*The task:*
Retype the listing that follows, word for word.

*Supplied records:*
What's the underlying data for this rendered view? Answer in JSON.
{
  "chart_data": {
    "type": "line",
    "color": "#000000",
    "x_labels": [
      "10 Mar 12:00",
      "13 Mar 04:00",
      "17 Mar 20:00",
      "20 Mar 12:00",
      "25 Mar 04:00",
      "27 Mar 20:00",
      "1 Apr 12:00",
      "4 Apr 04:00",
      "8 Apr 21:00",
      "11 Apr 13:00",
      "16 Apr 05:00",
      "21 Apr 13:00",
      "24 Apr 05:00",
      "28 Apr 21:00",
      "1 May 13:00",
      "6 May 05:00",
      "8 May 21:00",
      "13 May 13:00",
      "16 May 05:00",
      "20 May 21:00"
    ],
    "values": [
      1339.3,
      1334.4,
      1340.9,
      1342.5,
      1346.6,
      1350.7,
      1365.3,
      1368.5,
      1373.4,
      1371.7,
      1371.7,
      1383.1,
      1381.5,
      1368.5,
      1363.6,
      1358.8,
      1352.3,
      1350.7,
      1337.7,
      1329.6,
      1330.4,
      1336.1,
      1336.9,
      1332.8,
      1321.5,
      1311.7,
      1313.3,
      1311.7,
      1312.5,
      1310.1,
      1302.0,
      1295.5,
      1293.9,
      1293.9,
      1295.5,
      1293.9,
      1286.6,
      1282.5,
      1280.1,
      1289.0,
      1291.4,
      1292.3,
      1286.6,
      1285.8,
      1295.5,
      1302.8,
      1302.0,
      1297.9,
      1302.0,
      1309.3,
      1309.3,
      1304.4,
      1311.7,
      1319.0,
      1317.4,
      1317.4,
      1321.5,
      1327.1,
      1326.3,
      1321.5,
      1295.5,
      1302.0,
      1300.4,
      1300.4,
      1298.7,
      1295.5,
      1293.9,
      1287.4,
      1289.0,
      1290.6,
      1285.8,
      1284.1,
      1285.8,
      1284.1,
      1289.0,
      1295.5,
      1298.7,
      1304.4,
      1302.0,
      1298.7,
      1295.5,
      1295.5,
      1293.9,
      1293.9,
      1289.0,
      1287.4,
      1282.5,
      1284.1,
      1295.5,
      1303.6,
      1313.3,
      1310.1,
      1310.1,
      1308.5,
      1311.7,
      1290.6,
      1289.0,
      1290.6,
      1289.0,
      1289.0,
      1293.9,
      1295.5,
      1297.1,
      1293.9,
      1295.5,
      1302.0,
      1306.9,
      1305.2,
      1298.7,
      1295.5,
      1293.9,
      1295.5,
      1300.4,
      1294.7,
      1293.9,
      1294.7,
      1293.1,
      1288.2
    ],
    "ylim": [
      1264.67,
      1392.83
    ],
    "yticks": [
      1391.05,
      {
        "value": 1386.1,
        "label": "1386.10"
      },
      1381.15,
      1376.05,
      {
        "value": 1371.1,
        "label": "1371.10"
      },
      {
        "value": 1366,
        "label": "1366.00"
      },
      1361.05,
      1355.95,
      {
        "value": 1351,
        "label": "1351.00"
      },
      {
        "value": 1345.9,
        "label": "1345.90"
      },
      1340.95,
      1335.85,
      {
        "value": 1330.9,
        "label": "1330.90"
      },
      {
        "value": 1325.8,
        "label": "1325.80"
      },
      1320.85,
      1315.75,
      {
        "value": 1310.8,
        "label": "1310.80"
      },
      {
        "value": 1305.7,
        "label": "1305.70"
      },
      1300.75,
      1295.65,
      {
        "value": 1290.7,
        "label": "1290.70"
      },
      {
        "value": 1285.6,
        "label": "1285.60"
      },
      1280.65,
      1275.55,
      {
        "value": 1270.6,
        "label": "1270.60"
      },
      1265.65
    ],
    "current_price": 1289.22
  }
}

*Worked solution:*
What's the underlying data for this rendered view? Answer in JSON.
{
  "chart_data": {
    "type": "line",
    "color": "#000000",
    "x_labels": [
      "10 Mar 12:00",
      "13 Mar 04:00",
      "17 Mar 20:00",
      "20 Mar 12:00",
      "25 Mar 04:00",
      "27 Mar 20:00",
      "1 Apr 12:00",
      "4 Apr 04:00",
      "8 Apr 21:00",
      "11 Apr 13:00",
      "16 Apr 05:00",
      "21 Apr 13:00",
      "24 Apr 05:00",
      "28 Apr 21:00",
      "1 May 13:00",
      "6 May 05:00",
      "8 May 21:00",
      "13 May 13:00",
      "16 May 05:00",
      "20 May 21:00"
    ],
    "values": [
      1339.3,
      1334.4,
      1340.9,
      1342.5,
      1346.6,
      1350.7,
      1365.3,
      1368.5,
      1373.4,
      1371.7,
      1371.7,
      1383.1,
      1381.5,
      1368.5,
      1363.6,
      1358.8,
      1352.3,
      1350.7,
      1337.7,
      1329.6,
      1330.4,
      1336.1,
      1336.9,
      1332.8,
      1321.5,
      1311.7,
      1313.3,
      1311.7,
      1312.5,
      1310.1,
      1302.0,
      1295.5,
      1293.9,
      1293.9,
      1295.5,
      1293.9,
      1286.6,
      1282.5,
      1280.1,
      1289.0,
      1291.4,
      1292.3,
      1286.6,
      1285.8,
      1295.5,
      1302.8,
      1302.0,
      1297.9,
      1302.0,
      1309.3,
      1309.3,
      1304.4,
      1311.7,
      1319.0,
      1317.4,
      1317.4,
      1321.5,
      1327.1,
      1326.3,
      1321.5,
      1295.5,
      1302.0,
      1300.4,
      1300.4,
      1298.7,
      1295.5,
      1293.9,
      1287.4,
      1289.0,
      1290.6,
      1285.8,
      1284.1,
      1285.8,
      1284.1,
      1289.0,
      1295.5,
      1298.7,
      1304.4,
      1302.0,
      1298.7,
      1295.5,
      1295.5,
      1293.9,
      1293.9,
      1289.0,
      1287.4,
      1282.5,
      1284.1,
      1295.5,
      1303.6,
      1313.3,
      1310.1,
      1310.1,
      1308.5,
      1311.7,
      1290.6,
      1289.0,
      1290.6,
      1289.0,
      1289.0,
      1293.9,
      1295.5,
      1297.1,
      1293.9,
      1295.5,
      1302.0,
      1306.9,
      1305.2,
      1298.7,
      1295.5,
      1293.9,
      1295.5,
      1300.4,
      1294.7,
      1293.9,
      1294.7,
      1293.1,
      1288.2
    ],
    "ylim": [
      1264.67,
      1392.83
    ],
    "yticks": [
      1391.05,
      {
        "value": 1386.1,
        "label": "1386.10"
      },
      1381.15,
      1376.05,
      {
        "value": 1371.1,
        "label": "1371.10"
      },
      {
        "value": 1366,
        "label": "1366.00"
      },
      1361.05,
      1355.95,
      {
        "value": 1351,
        "label": "1351.00"
      },
      {
        "value": 1345.9,
        "label": "1345.90"
      },
      1340.95,
      1335.85,
      {
        "value": 1330.9,
        "label": "1330.90"
      },
      {
        "value": 1325.8,
        "label": "1325.80"
      },
      1320.85,
      1315.75,
      {
        "value": 1310.8,
        "label": "1310.80"
      },
      {
        "value": 1305.7,
        "label": "1305.70"
      },
      1300.75,
      1295.65,
      {
        "value": 1290.7,
        "label": "1290.70"
      },
      {
        "value": 1285.6,
        "label": "1285.60"
      },
      1280.65,
      1275.55,
      {
        "value": 1270.6,
        "label": "1270.60"
      },
      1265.65
    ],
    "current_price": 1289.22
  }
}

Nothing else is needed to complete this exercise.